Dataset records

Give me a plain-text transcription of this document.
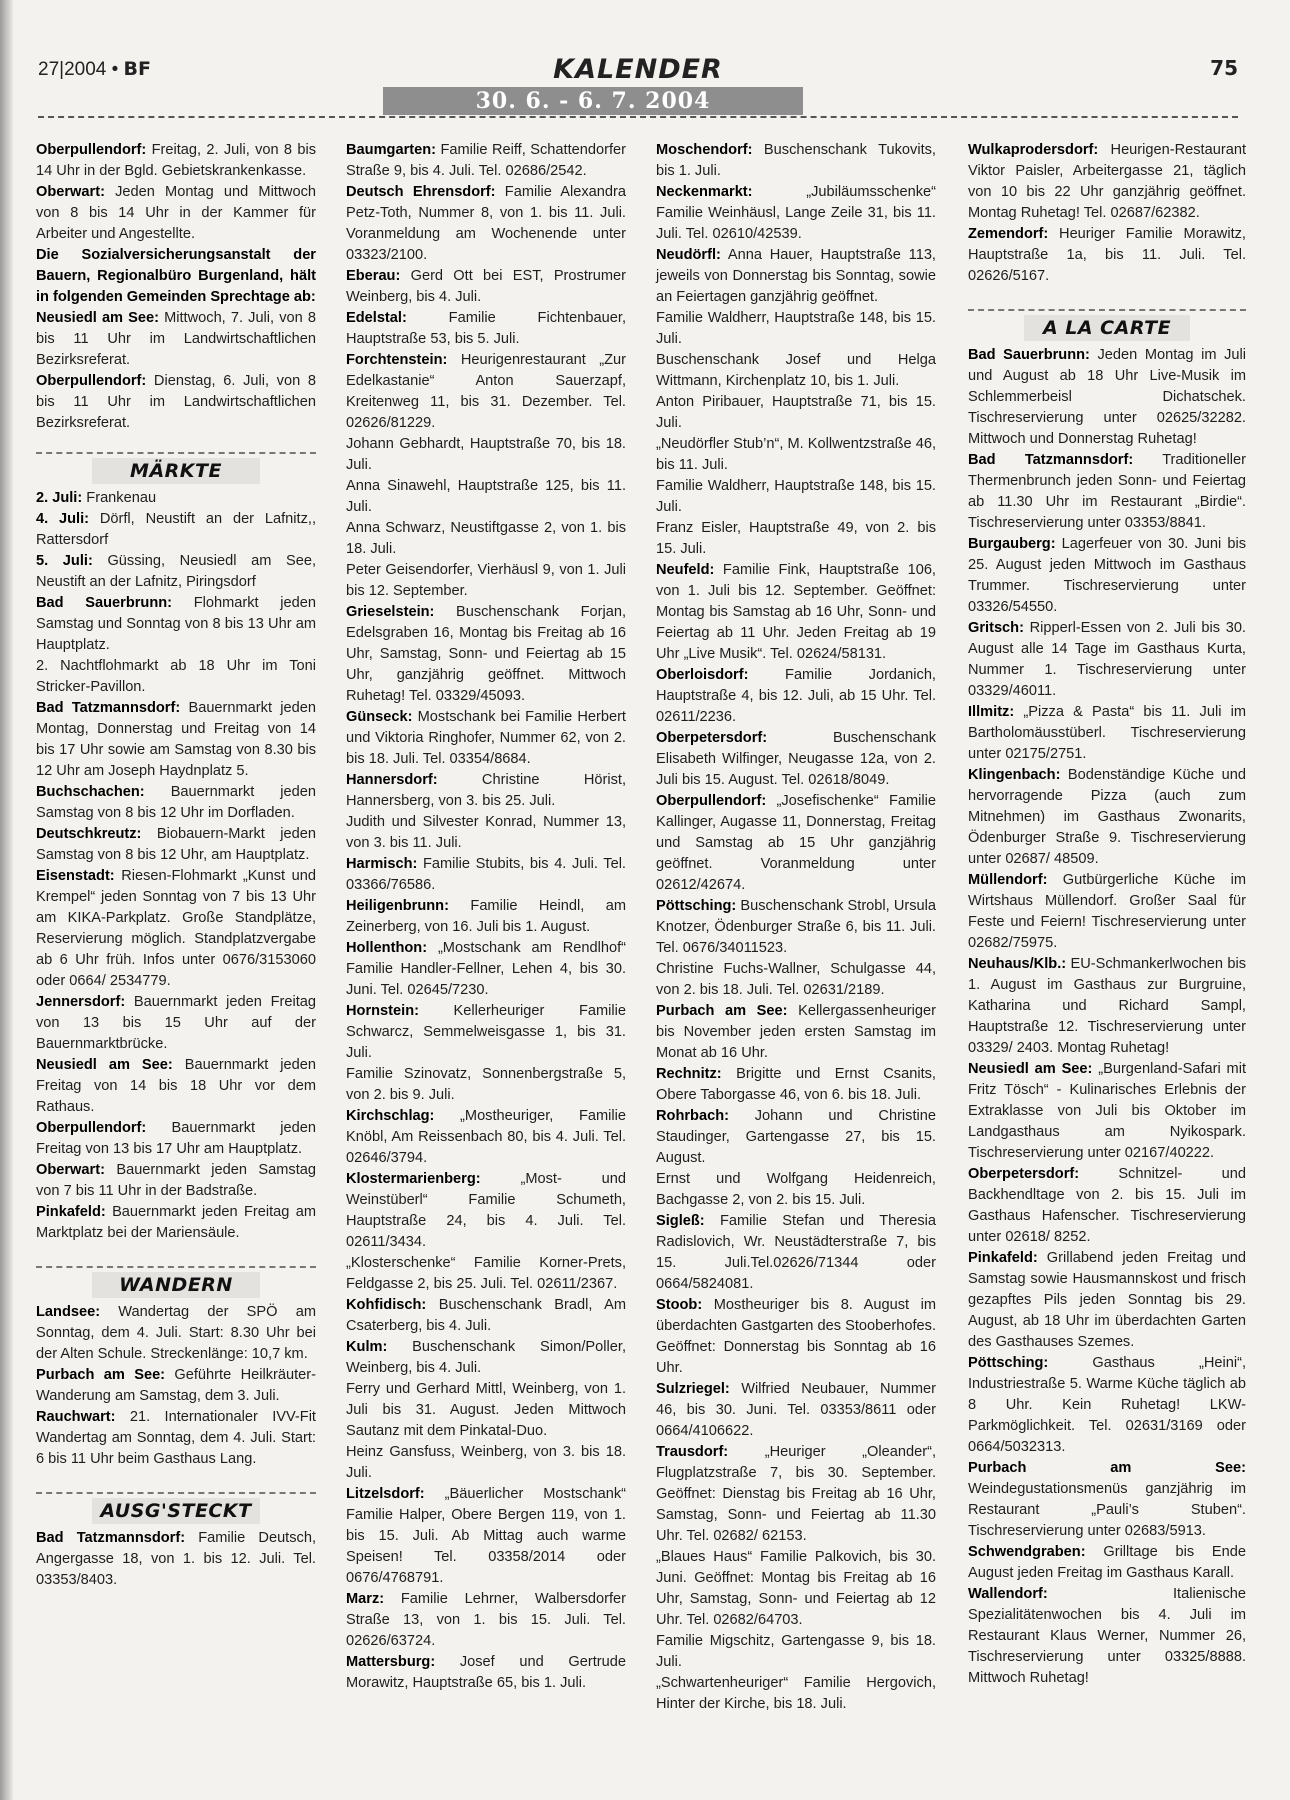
27|2004 • BF	KALENDER	75
30. 6. - 6. 7. 2004

Oberpullendorf: Freitag, 2. Juli, von 8 bis 14 Uhr in der Bgld. Gebietskrankenkasse.

Oberwart: Jeden Montag und Mittwoch von 8 bis 14 Uhr in der Kammer für Arbeiter und Angestellte.

Die Sozialversicherungsanstalt der Bauern, Regionalbüro Burgenland, hält in folgenden Gemeinden Sprechtage ab:

Neusiedl am See: Mittwoch, 7. Juli, von 8 bis 11 Uhr im Landwirtschaftlichen Bezirksreferat.

Oberpullendorf: Dienstag, 6. Juli, von 8 bis 11 Uhr im Landwirtschaftlichen Bezirksreferat.

MÄRKTE

2. Juli: Frankenau

4. Juli: Dörfl, Neustift an der Lafnitz,, Rattersdorf

5. Juli: Güssing, Neusiedl am See, Neustift an der Lafnitz, Piringsdorf

Bad Sauerbrunn: Flohmarkt jeden Samstag und Sonntag von 8 bis 13 Uhr am Hauptplatz.

2. Nachtflohmarkt ab 18 Uhr im Toni Stricker-Pavillon.

Bad Tatzmannsdorf: Bauernmarkt jeden Montag, Donnerstag und Freitag von 14 bis 17 Uhr sowie am Samstag von 8.30 bis 12 Uhr am Joseph Haydnplatz 5.

Buchschachen: Bauernmarkt jeden Samstag von 8 bis 12 Uhr im Dorfladen.

Deutschkreutz: Biobauern-Markt jeden Samstag von 8 bis 12 Uhr, am Hauptplatz.

Eisenstadt: Riesen-Flohmarkt „Kunst und Krempel“ jeden Sonntag von 7 bis 13 Uhr am KIKA-Parkplatz. Große Standplätze, Reservierung möglich. Standplatzvergabe ab 6 Uhr früh. Infos unter 0676/3153060 oder 0664/ 2534779.

Jennersdorf: Bauernmarkt jeden Freitag von 13 bis 15 Uhr auf der Bauernmarktbrücke.

Neusiedl am See: Bauernmarkt jeden Freitag von 14 bis 18 Uhr vor dem Rathaus.

Oberpullendorf: Bauernmarkt jeden Freitag von 13 bis 17 Uhr am Hauptplatz.

Oberwart: Bauernmarkt jeden Samstag von 7 bis 11 Uhr in der Badstraße.

Pinkafeld: Bauernmarkt jeden Freitag am Marktplatz bei der Mariensäule.

WANDERN

Landsee: Wandertag der SPÖ am Sonntag, dem 4. Juli. Start: 8.30 Uhr bei der Alten Schule. Streckenlänge: 10,7 km.

Purbach am See: Geführte Heilkräuter-Wanderung am Samstag, dem 3. Juli.

Rauchwart: 21. Internationaler IVV-Fit Wandertag am Sonntag, dem 4. Juli. Start: 6 bis 11 Uhr beim Gasthaus Lang.

AUSG'STECKT

Bad Tatzmannsdorf: Familie Deutsch, Angergasse 18, von 1. bis 12. Juli. Tel. 03353/8403.

Baumgarten: Familie Reiff, Schattendorfer Straße 9, bis 4. Juli. Tel. 02686/2542.

Deutsch Ehrensdorf: Familie Alexandra Petz-Toth, Nummer 8, von 1. bis 11. Juli. Voranmeldung am Wochenende unter 03323/2100.

Eberau: Gerd Ott bei EST, Prostrumer Weinberg, bis 4. Juli.

Edelstal: Familie Fichtenbauer, Hauptstraße 53, bis 5. Juli.

Forchtenstein: Heurigenrestaurant „Zur Edelkastanie“ Anton Sauerzapf, Kreitenweg 11, bis 31. Dezember. Tel. 02626/81229.

Johann Gebhardt, Hauptstraße 70, bis 18. Juli.

Anna Sinawehl, Hauptstraße 125, bis 11. Juli.

Anna Schwarz, Neustiftgasse 2, von 1. bis 18. Juli.

Peter Geisendorfer, Vierhäusl 9, von 1. Juli bis 12. September.

Grieselstein: Buschenschank Forjan, Edelsgraben 16, Montag bis Freitag ab 16 Uhr, Samstag, Sonn- und Feiertag ab 15 Uhr, ganzjährig geöffnet. Mittwoch Ruhetag! Tel. 03329/45093.

Günseck: Mostschank bei Familie Herbert und Viktoria Ringhofer, Nummer 62, von 2. bis 18. Juli. Tel. 03354/8684.

Hannersdorf: Christine Hörist, Hannersberg, von 3. bis 25. Juli.

Judith und Silvester Konrad, Nummer 13, von 3. bis 11. Juli.

Harmisch: Familie Stubits, bis 4. Juli. Tel. 03366/76586.

Heiligenbrunn: Familie Heindl, am Zeinerberg, von 16. Juli bis 1. August.

Hollenthon: „Mostschank am Rendlhof“ Familie Handler-Fellner, Lehen 4, bis 30. Juni. Tel. 02645/7230.

Hornstein: Kellerheuriger Familie Schwarcz, Semmelweisgasse 1, bis 31. Juli.

Familie Szinovatz, Sonnenbergstraße 5, von 2. bis 9. Juli.

Kirchschlag: „Mostheuriger, Familie Knöbl, Am Reissenbach 80, bis 4. Juli. Tel. 02646/3794.

Klostermarienberg: „Most- und Weinstüberl“ Familie Schumeth, Hauptstraße 24, bis 4. Juli. Tel. 02611/3434.

„Klosterschenke“ Familie Korner-Prets, Feldgasse 2, bis 25. Juli. Tel. 02611/2367.

Kohfidisch: Buschenschank Bradl, Am Csaterberg, bis 4. Juli.

Kulm: Buschenschank Simon/Poller, Weinberg, bis 4. Juli.

Ferry und Gerhard Mittl, Weinberg, von 1. Juli bis 31. August. Jeden Mittwoch Sautanz mit dem Pinkatal-Duo.

Heinz Gansfuss, Weinberg, von 3. bis 18. Juli.

Litzelsdorf: „Bäuerlicher Mostschank“ Familie Halper, Obere Bergen 119, von 1. bis 15. Juli. Ab Mittag auch warme Speisen! Tel. 03358/2014 oder 0676/4768791.

Marz: Familie Lehrner, Walbersdorfer Straße 13, von 1. bis 15. Juli. Tel. 02626/63724.

Mattersburg: Josef und Gertrude Morawitz, Hauptstraße 65, bis 1. Juli.

Moschendorf: Buschenschank Tukovits, bis 1. Juli.

Neckenmarkt: „Jubiläumsschenke“ Familie Weinhäusl, Lange Zeile 31, bis 11. Juli. Tel. 02610/42539.

Neudörfl: Anna Hauer, Hauptstraße 113, jeweils von Donnerstag bis Sonntag, sowie an Feiertagen ganzjährig geöffnet.

Familie Waldherr, Hauptstraße 148, bis 15. Juli.

Buschenschank Josef und Helga Wittmann, Kirchenplatz 10, bis 1. Juli.

Anton Piribauer, Hauptstraße 71, bis 15. Juli.

„Neudörfler Stub’n“, M. Kollwentzstraße 46, bis 11. Juli.

Familie Waldherr, Hauptstraße 148, bis 15. Juli.

Franz Eisler, Hauptstraße 49, von 2. bis 15. Juli.

Neufeld: Familie Fink, Hauptstraße 106, von 1. Juli bis 12. September. Geöffnet: Montag bis Samstag ab 16 Uhr, Sonn- und Feiertag ab 11 Uhr. Jeden Freitag ab 19 Uhr „Live Musik“. Tel. 02624/58131.

Oberloisdorf: Familie Jordanich, Hauptstraße 4, bis 12. Juli, ab 15 Uhr. Tel. 02611/2236.

Oberpetersdorf: Buschenschank Elisabeth Wilfinger, Neugasse 12a, von 2. Juli bis 15. August. Tel. 02618/8049.

Oberpullendorf: „Josefischenke“ Familie Kallinger, Augasse 11, Donnerstag, Freitag und Samstag ab 15 Uhr ganzjährig geöffnet. Voranmeldung unter 02612/42674.

Pöttsching: Buschenschank Strobl, Ursula Knotzer, Ödenburger Straße 6, bis 11. Juli. Tel. 0676/34011523.

Christine Fuchs-Wallner, Schulgasse 44, von 2. bis 18. Juli. Tel. 02631/2189.

Purbach am See: Kellergassenheuriger bis November jeden ersten Samstag im Monat ab 16 Uhr.

Rechnitz: Brigitte und Ernst Csanits, Obere Taborgasse 46, von 6. bis 18. Juli.

Rohrbach: Johann und Christine Staudinger, Gartengasse 27, bis 15. August.

Ernst und Wolfgang Heidenreich, Bachgasse 2, von 2. bis 15. Juli.

Sigleß: Familie Stefan und Theresia Radislovich, Wr. Neustädterstraße 7, bis 15. Juli.Tel.02626/71344 oder 0664/5824081.

Stoob: Mostheuriger bis 8. August im überdachten Gastgarten des Stooberhofes. Geöffnet: Donnerstag bis Sonntag ab 16 Uhr.

Sulzriegel: Wilfried Neubauer, Nummer 46, bis 30. Juni. Tel. 03353/8611 oder 0664/4106622.

Trausdorf: „Heuriger „Oleander“, Flugplatzstraße 7, bis 30. September. Geöffnet: Dienstag bis Freitag ab 16 Uhr, Samstag, Sonn- und Feiertag ab 11.30 Uhr. Tel. 02682/ 62153.

„Blaues Haus“ Familie Palkovich, bis 30. Juni. Geöffnet: Montag bis Freitag ab 16 Uhr, Samstag, Sonn- und Feiertag ab 12 Uhr. Tel. 02682/64703.

Familie Migschitz, Gartengasse 9, bis 18. Juli.

„Schwartenheuriger“ Familie Hergovich, Hinter der Kirche, bis 18. Juli.

Wulkaprodersdorf: Heurigen-Restaurant Viktor Paisler, Arbeitergasse 21, täglich von 10 bis 22 Uhr ganzjährig geöffnet. Montag Ruhetag! Tel. 02687/62382.

Zemendorf: Heuriger Familie Morawitz, Hauptstraße 1a, bis 11. Juli. Tel. 02626/5167.

A LA CARTE

Bad Sauerbrunn: Jeden Montag im Juli und August ab 18 Uhr Live-Musik im Schlemmerbeisl Dichatschek. Tischreservierung unter 02625/32282. Mittwoch und Donnerstag Ruhetag!

Bad Tatzmannsdorf: Traditioneller Thermenbrunch jeden Sonn- und Feiertag ab 11.30 Uhr im Restaurant „Birdie“. Tischreservierung unter 03353/8841.

Burgauberg: Lagerfeuer von 30. Juni bis 25. August jeden Mittwoch im Gasthaus Trummer. Tischreservierung unter 03326/54550.

Gritsch: Ripperl-Essen von 2. Juli bis 30. August alle 14 Tage im Gasthaus Kurta, Nummer 1. Tischreservierung unter 03329/46011.

Illmitz: „Pizza & Pasta“ bis 11. Juli im Bartholomäusstüberl. Tischreservierung unter 02175/2751.

Klingenbach: Bodenständige Küche und hervorragende Pizza (auch zum Mitnehmen) im Gasthaus Zwonarits, Ödenburger Straße 9. Tischreservierung unter 02687/ 48509.

Müllendorf: Gutbürgerliche Küche im Wirtshaus Müllendorf. Großer Saal für Feste und Feiern! Tischreservierung unter 02682/75975.

Neuhaus/Klb.: EU-Schmankerlwochen bis 1. August im Gasthaus zur Burgruine, Katharina und Richard Sampl, Hauptstraße 12. Tischreservierung unter 03329/ 2403. Montag Ruhetag!

Neusiedl am See: „Burgenland-Safari mit Fritz Tösch“ - Kulinarisches Erlebnis der Extraklasse von Juli bis Oktober im Landgasthaus am Nyikospark. Tischreservierung unter 02167/40222.

Oberpetersdorf: Schnitzel- und Backhendltage von 2. bis 15. Juli im Gasthaus Hafenscher. Tischreservierung unter 02618/ 8252.

Pinkafeld: Grillabend jeden Freitag und Samstag sowie Hausmannskost und frisch gezapftes Pils jeden Sonntag bis 29. August, ab 18 Uhr im überdachten Garten des Gasthauses Szemes.

Pöttsching: Gasthaus „Heini“, Industriestraße 5. Warme Küche täglich ab 8 Uhr. Kein Ruhetag! LKW-Parkmöglichkeit. Tel. 02631/3169 oder 0664/5032313.

Purbach am See: Weindegustationsmenüs ganzjährig im Restaurant „Pauli’s Stuben“. Tischreservierung unter 02683/5913.

Schwendgraben: Grilltage bis Ende August jeden Freitag im Gasthaus Karall.

Wallendorf: Italienische Spezialitätenwochen bis 4. Juli im Restaurant Klaus Werner, Nummer 26, Tischreservierung unter 03325/8888. Mittwoch Ruhetag!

> To be done
Go through the preceding material and copy each line that has the word "Start".

> Answer to the problem
Landsee: Wandertag der SPÖ am Sonntag, dem 4. Juli. Start: 8.30 Uhr bei der Alten Schule. Streckenlänge: 10,7 km.
Rauchwart: 21. Internationaler IVV-Fit Wandertag am Sonntag, dem 4. Juli. Start: 6 bis 11 Uhr beim Gasthaus Lang.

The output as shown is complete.